━━━ DATA PROVIDED ━━━
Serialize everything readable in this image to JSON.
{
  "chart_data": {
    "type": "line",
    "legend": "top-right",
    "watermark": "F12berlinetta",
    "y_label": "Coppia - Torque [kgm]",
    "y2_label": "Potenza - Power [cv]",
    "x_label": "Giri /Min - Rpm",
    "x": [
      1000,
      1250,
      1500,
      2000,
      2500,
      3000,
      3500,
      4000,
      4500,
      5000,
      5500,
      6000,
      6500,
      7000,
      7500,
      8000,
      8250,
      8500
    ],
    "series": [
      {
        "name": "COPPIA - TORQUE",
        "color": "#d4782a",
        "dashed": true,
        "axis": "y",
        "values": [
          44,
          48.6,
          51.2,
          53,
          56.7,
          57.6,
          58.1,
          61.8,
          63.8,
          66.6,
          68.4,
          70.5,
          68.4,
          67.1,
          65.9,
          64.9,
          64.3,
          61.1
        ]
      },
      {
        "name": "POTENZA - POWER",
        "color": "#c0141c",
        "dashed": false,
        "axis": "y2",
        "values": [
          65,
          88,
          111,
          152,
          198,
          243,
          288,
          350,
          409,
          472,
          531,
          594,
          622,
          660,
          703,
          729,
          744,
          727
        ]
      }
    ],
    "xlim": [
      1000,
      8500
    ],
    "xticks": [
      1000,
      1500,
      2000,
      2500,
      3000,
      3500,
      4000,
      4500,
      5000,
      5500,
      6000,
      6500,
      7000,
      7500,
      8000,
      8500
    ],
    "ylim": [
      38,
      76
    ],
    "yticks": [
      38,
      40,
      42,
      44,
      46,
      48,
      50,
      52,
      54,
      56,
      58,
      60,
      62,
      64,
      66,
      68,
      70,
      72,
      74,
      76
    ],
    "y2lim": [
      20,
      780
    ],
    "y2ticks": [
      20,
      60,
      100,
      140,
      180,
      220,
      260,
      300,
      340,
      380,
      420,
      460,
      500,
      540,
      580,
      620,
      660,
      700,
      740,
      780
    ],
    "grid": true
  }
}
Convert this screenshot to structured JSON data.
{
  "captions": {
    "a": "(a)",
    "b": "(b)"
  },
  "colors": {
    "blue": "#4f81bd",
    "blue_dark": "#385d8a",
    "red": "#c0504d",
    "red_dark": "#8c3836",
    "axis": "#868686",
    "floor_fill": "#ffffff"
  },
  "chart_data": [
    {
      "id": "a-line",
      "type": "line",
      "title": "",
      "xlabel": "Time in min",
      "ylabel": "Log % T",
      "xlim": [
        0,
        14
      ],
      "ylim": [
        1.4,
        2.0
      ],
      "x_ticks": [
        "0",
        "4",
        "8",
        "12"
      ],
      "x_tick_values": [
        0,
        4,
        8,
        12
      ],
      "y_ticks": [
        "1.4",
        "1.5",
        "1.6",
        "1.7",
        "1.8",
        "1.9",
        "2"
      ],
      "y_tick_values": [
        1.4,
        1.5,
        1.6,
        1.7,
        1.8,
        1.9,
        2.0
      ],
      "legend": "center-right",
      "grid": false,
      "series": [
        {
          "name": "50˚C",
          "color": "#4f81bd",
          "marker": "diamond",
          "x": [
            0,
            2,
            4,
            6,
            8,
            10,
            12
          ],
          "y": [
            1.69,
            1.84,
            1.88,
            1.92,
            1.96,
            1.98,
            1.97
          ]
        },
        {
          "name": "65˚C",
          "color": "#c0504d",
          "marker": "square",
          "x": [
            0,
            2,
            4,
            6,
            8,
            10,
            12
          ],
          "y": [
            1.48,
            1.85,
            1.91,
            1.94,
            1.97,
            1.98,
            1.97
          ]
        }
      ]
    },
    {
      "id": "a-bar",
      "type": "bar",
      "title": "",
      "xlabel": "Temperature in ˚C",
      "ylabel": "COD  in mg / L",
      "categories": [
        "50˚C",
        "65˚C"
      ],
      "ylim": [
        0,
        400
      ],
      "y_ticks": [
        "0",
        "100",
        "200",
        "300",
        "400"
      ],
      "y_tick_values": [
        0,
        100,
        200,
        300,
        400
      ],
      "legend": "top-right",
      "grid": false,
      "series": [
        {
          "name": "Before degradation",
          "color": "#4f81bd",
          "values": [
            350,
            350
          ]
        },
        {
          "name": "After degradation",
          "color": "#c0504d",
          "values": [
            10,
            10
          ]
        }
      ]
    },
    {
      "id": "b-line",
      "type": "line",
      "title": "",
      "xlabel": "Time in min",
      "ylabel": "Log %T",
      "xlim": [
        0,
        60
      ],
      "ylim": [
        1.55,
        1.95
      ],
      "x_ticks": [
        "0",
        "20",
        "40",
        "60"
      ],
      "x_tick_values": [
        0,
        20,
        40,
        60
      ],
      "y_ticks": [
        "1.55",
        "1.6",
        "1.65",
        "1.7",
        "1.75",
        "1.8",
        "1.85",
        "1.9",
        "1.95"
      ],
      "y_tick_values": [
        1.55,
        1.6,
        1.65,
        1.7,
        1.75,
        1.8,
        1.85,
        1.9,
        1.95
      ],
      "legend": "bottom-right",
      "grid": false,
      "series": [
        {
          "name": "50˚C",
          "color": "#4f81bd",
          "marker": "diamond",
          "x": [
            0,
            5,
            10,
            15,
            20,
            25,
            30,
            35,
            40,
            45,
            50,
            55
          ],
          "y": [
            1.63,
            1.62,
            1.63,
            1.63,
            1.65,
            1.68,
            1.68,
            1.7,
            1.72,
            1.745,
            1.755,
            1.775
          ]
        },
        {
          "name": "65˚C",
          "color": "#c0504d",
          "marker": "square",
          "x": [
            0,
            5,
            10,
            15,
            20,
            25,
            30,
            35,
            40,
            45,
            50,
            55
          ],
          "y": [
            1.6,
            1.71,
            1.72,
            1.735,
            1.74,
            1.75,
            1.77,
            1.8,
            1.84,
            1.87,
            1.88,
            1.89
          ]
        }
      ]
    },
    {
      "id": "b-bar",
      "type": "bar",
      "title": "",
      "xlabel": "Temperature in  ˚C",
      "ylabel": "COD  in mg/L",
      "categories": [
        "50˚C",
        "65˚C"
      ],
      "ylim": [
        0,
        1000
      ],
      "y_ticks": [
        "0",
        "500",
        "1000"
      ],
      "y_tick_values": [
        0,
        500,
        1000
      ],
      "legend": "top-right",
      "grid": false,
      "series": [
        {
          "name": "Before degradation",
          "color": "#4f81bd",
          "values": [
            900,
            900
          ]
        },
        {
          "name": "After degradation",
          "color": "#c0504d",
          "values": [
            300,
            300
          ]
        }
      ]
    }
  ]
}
━━━
→ STATED TASK
Each record should come back exactly as written.

→ FULL ANSWER
Serialize everything readable in this image to JSON.
{
  "chart_data": {
    "type": "line",
    "legend": "top-right",
    "watermark": "F12berlinetta",
    "y_label": "Coppia - Torque [kgm]",
    "y2_label": "Potenza - Power [cv]",
    "x_label": "Giri /Min - Rpm",
    "x": [
      1000,
      1250,
      1500,
      2000,
      2500,
      3000,
      3500,
      4000,
      4500,
      5000,
      5500,
      6000,
      6500,
      7000,
      7500,
      8000,
      8250,
      8500
    ],
    "series": [
      {
        "name": "COPPIA - TORQUE",
        "color": "#d4782a",
        "dashed": true,
        "axis": "y",
        "values": [
          44,
          48.6,
          51.2,
          53,
          56.7,
          57.6,
          58.1,
          61.8,
          63.8,
          66.6,
          68.4,
          70.5,
          68.4,
          67.1,
          65.9,
          64.9,
          64.3,
          61.1
        ]
      },
      {
        "name": "POTENZA - POWER",
        "color": "#c0141c",
        "dashed": false,
        "axis": "y2",
        "values": [
          65,
          88,
          111,
          152,
          198,
          243,
          288,
          350,
          409,
          472,
          531,
          594,
          622,
          660,
          703,
          729,
          744,
          727
        ]
      }
    ],
    "xlim": [
      1000,
      8500
    ],
    "xticks": [
      1000,
      1500,
      2000,
      2500,
      3000,
      3500,
      4000,
      4500,
      5000,
      5500,
      6000,
      6500,
      7000,
      7500,
      8000,
      8500
    ],
    "ylim": [
      38,
      76
    ],
    "yticks": [
      38,
      40,
      42,
      44,
      46,
      48,
      50,
      52,
      54,
      56,
      58,
      60,
      62,
      64,
      66,
      68,
      70,
      72,
      74,
      76
    ],
    "y2lim": [
      20,
      780
    ],
    "y2ticks": [
      20,
      60,
      100,
      140,
      180,
      220,
      260,
      300,
      340,
      380,
      420,
      460,
      500,
      540,
      580,
      620,
      660,
      700,
      740,
      780
    ],
    "grid": true
  }
}
Convert this screenshot to structured JSON data.
{
  "captions": {
    "a": "(a)",
    "b": "(b)"
  },
  "colors": {
    "blue": "#4f81bd",
    "blue_dark": "#385d8a",
    "red": "#c0504d",
    "red_dark": "#8c3836",
    "axis": "#868686",
    "floor_fill": "#ffffff"
  },
  "chart_data": [
    {
      "id": "a-line",
      "type": "line",
      "title": "",
      "xlabel": "Time in min",
      "ylabel": "Log % T",
      "xlim": [
        0,
        14
      ],
      "ylim": [
        1.4,
        2.0
      ],
      "x_ticks": [
        "0",
        "4",
        "8",
        "12"
      ],
      "x_tick_values": [
        0,
        4,
        8,
        12
      ],
      "y_ticks": [
        "1.4",
        "1.5",
        "1.6",
        "1.7",
        "1.8",
        "1.9",
        "2"
      ],
      "y_tick_values": [
        1.4,
        1.5,
        1.6,
        1.7,
        1.8,
        1.9,
        2.0
      ],
      "legend": "center-right",
      "grid": false,
      "series": [
        {
          "name": "50˚C",
          "color": "#4f81bd",
          "marker": "diamond",
          "x": [
            0,
            2,
            4,
            6,
            8,
            10,
            12
          ],
          "y": [
            1.69,
            1.84,
            1.88,
            1.92,
            1.96,
            1.98,
            1.97
          ]
        },
        {
          "name": "65˚C",
          "color": "#c0504d",
          "marker": "square",
          "x": [
            0,
            2,
            4,
            6,
            8,
            10,
            12
          ],
          "y": [
            1.48,
            1.85,
            1.91,
            1.94,
            1.97,
            1.98,
            1.97
          ]
        }
      ]
    },
    {
      "id": "a-bar",
      "type": "bar",
      "title": "",
      "xlabel": "Temperature in ˚C",
      "ylabel": "COD  in mg / L",
      "categories": [
        "50˚C",
        "65˚C"
      ],
      "ylim": [
        0,
        400
      ],
      "y_ticks": [
        "0",
        "100",
        "200",
        "300",
        "400"
      ],
      "y_tick_values": [
        0,
        100,
        200,
        300,
        400
      ],
      "legend": "top-right",
      "grid": false,
      "series": [
        {
          "name": "Before degradation",
          "color": "#4f81bd",
          "values": [
            350,
            350
          ]
        },
        {
          "name": "After degradation",
          "color": "#c0504d",
          "values": [
            10,
            10
          ]
        }
      ]
    },
    {
      "id": "b-line",
      "type": "line",
      "title": "",
      "xlabel": "Time in min",
      "ylabel": "Log %T",
      "xlim": [
        0,
        60
      ],
      "ylim": [
        1.55,
        1.95
      ],
      "x_ticks": [
        "0",
        "20",
        "40",
        "60"
      ],
      "x_tick_values": [
        0,
        20,
        40,
        60
      ],
      "y_ticks": [
        "1.55",
        "1.6",
        "1.65",
        "1.7",
        "1.75",
        "1.8",
        "1.85",
        "1.9",
        "1.95"
      ],
      "y_tick_values": [
        1.55,
        1.6,
        1.65,
        1.7,
        1.75,
        1.8,
        1.85,
        1.9,
        1.95
      ],
      "legend": "bottom-right",
      "grid": false,
      "series": [
        {
          "name": "50˚C",
          "color": "#4f81bd",
          "marker": "diamond",
          "x": [
            0,
            5,
            10,
            15,
            20,
            25,
            30,
            35,
            40,
            45,
            50,
            55
          ],
          "y": [
            1.63,
            1.62,
            1.63,
            1.63,
            1.65,
            1.68,
            1.68,
            1.7,
            1.72,
            1.745,
            1.755,
            1.775
          ]
        },
        {
          "name": "65˚C",
          "color": "#c0504d",
          "marker": "square",
          "x": [
            0,
            5,
            10,
            15,
            20,
            25,
            30,
            35,
            40,
            45,
            50,
            55
          ],
          "y": [
            1.6,
            1.71,
            1.72,
            1.735,
            1.74,
            1.75,
            1.77,
            1.8,
            1.84,
            1.87,
            1.88,
            1.89
          ]
        }
      ]
    },
    {
      "id": "b-bar",
      "type": "bar",
      "title": "",
      "xlabel": "Temperature in  ˚C",
      "ylabel": "COD  in mg/L",
      "categories": [
        "50˚C",
        "65˚C"
      ],
      "ylim": [
        0,
        1000
      ],
      "y_ticks": [
        "0",
        "500",
        "1000"
      ],
      "y_tick_values": [
        0,
        500,
        1000
      ],
      "legend": "top-right",
      "grid": false,
      "series": [
        {
          "name": "Before degradation",
          "color": "#4f81bd",
          "values": [
            900,
            900
          ]
        },
        {
          "name": "After degradation",
          "color": "#c0504d",
          "values": [
            300,
            300
          ]
        }
      ]
    }
  ]
}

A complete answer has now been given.